EXCERPT »
::::
US Army Field Manual 3-07.1 defines SFA as:

Security force assistance is the unified action to generate, employ, and sustain local, host-nation or regional security forces in support of a legitimate authority.
— Field Manual 3-07.1: Security Force Assistance, 2009

Allied Joint Publication-3.16 defines SFA as:

Security force assistance (SFA) includes all NATO activities that develop and improve, or directly support, the development of local forces and their associated institutions in crisis zones. Local forces comprise indigenous, non-NATO military security forces...
— Allied Joint Doctrine for Security Force Assistance (AJP-3.16), 2016

Joint Publication 3-20, Security Cooperation, defines SFA as:

Security force assistance is the set of Department of Defense security cooperation activities that contribute to unified action by the United States Government to support the development of the capacity and capabilities of foreign security
forces and their supporting institutions, whether of a partner nation or an international organization (e.g., regional security organization), in support of US objectives.
— Joint Publication 3-20, Security Cooperation, 2017

== Distinction ==

SFA is linked to, though distinct from, Foreign Internal Defense (FID). It is a common misconception that the two are the same. One difference between the two is that FID is chiefly smaller-scale and the domain of Special Operations Forces (SOF), and SFA is chiefly larger-scale and the domain of conventional forces, but neither exclusively so. Differences may also be found in that FID is a tactical mission of irregular warfare (IW), giving focus on the local population facing internal threats, whereas SFA is an operational or strategic mission that falls under conventional warfare and focuses on state-level forces that may be both internal and external. Where FID was carried out for decades by special operations forces during the Cold War, the United States developed SFA beginning in about 2006.
::::
SUPPLIED MATERIAL »
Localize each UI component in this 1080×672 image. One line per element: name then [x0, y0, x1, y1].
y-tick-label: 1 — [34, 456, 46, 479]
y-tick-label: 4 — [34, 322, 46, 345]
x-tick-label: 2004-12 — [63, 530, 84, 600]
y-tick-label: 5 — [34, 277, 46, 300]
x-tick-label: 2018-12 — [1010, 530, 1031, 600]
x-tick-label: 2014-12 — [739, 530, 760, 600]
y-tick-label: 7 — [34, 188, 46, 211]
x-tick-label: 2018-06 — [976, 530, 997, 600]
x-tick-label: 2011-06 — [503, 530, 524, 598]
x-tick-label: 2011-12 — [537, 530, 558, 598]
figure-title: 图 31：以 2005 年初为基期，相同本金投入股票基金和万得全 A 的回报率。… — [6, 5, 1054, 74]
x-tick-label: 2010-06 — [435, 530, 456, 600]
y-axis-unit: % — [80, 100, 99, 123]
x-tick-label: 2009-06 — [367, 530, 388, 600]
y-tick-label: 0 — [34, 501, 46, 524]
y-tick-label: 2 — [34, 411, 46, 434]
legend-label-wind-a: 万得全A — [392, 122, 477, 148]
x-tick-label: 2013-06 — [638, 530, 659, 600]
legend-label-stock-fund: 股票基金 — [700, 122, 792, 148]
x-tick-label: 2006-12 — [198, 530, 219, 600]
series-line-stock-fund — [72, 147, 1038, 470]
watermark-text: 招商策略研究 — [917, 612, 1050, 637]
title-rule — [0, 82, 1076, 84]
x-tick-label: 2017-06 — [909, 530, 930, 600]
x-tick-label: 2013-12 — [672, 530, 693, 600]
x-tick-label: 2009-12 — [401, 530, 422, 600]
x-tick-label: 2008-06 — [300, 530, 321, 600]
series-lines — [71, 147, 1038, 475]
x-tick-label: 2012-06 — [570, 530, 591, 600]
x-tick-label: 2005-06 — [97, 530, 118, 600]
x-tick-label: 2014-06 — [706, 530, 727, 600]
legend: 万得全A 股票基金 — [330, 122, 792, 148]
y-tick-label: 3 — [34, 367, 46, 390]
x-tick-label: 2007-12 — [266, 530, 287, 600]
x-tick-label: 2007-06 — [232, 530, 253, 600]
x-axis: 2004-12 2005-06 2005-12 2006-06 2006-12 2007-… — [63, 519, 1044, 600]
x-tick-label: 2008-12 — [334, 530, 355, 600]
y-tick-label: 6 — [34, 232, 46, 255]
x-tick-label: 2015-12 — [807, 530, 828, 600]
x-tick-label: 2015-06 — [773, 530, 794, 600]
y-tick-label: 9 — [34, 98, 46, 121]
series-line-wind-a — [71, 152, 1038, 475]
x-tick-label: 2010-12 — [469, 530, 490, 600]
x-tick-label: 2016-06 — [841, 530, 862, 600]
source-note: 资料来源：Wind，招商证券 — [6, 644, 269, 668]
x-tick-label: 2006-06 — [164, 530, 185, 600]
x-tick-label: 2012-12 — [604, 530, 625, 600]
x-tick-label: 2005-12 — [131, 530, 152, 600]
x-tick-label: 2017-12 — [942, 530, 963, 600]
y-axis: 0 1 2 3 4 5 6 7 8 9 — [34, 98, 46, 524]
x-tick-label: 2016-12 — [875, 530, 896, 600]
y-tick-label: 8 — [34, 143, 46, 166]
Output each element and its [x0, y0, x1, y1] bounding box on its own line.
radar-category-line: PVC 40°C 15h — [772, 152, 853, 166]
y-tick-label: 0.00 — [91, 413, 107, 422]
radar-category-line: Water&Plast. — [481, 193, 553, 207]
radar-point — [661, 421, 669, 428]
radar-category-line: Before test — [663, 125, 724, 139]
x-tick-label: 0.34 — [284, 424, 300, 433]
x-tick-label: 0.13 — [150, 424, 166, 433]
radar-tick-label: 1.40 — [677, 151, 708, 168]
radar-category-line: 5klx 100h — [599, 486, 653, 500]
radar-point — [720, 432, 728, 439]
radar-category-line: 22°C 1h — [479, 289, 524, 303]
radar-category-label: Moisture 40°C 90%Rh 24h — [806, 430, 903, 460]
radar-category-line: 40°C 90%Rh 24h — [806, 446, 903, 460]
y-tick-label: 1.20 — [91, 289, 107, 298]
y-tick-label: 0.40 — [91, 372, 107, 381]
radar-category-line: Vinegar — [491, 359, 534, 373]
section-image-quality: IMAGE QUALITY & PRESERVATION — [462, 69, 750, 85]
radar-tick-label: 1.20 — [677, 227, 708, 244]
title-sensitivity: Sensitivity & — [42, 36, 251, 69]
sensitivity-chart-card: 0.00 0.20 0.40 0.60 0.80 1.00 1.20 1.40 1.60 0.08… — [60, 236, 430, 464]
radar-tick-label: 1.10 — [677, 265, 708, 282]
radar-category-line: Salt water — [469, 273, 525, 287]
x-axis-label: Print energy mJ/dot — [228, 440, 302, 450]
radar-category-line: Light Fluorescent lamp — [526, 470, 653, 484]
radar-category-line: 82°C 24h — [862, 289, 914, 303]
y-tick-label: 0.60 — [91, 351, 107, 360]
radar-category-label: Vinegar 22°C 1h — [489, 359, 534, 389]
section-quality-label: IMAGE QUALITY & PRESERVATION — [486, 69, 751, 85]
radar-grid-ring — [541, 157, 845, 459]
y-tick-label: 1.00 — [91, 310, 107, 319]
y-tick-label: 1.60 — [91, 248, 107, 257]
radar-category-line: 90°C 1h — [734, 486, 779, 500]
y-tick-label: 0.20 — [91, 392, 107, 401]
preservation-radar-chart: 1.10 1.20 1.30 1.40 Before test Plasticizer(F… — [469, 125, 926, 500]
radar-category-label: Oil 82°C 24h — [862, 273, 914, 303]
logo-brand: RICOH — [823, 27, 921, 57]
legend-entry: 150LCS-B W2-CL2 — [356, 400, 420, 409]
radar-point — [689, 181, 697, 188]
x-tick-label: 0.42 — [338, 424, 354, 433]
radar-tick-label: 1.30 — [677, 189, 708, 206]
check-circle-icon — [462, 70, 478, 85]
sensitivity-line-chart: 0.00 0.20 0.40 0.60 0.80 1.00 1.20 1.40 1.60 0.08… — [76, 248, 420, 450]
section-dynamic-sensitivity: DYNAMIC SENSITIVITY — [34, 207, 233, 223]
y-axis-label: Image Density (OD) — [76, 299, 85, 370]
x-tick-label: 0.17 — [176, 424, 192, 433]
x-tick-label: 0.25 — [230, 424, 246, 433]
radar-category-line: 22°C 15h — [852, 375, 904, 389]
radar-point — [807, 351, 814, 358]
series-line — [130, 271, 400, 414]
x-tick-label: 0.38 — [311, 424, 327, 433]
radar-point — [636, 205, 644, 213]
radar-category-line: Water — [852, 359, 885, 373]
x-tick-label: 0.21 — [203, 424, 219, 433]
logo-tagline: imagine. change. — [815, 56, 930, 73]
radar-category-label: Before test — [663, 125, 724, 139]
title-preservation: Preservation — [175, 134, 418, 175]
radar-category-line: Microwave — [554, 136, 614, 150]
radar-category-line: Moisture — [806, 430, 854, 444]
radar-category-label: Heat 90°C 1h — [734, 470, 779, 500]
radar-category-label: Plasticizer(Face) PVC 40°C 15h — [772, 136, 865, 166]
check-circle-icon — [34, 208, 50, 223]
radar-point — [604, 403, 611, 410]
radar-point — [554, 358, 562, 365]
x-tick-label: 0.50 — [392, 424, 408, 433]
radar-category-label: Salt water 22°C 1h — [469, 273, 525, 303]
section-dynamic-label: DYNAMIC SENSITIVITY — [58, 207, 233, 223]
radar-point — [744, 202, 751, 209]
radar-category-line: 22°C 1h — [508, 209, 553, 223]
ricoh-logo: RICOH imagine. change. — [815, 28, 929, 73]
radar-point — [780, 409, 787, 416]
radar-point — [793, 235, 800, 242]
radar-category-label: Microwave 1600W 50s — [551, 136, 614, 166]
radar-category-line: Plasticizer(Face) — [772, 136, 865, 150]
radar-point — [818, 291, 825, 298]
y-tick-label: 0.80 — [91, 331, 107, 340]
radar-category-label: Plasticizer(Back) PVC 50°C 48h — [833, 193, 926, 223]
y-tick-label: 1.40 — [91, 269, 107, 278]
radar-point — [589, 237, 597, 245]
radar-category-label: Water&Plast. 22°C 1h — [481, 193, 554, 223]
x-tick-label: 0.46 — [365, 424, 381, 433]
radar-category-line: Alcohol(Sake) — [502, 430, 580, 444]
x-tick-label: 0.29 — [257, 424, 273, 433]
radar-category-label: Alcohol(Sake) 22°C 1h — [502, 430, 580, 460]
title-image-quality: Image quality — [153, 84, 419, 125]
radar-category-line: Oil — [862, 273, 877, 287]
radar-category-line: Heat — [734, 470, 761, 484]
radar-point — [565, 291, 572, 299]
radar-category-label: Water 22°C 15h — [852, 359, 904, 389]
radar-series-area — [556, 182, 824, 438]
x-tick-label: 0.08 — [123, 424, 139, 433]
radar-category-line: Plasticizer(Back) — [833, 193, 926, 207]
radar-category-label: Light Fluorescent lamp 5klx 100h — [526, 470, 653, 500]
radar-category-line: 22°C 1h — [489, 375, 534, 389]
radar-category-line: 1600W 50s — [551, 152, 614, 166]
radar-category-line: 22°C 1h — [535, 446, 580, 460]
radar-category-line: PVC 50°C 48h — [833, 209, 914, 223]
::::
EXERCISE DIRECTIONS »
Answer these questions using the excerpt on security force assistance.
(a) Which publication defines SFA as including all NATO activities, and in what year was it issued?
(b) Which forces chiefly carry out Foreign Internal Defense?
(c) About when did the United States begin developing SFA?

ANSWER SPACE »
(a) Allied Joint Doctrine for Security Force Assistance (AJP-3.16), issued in 2016.
(b) Special Operations Forces (SOF).
(c) Beginning in about 2006.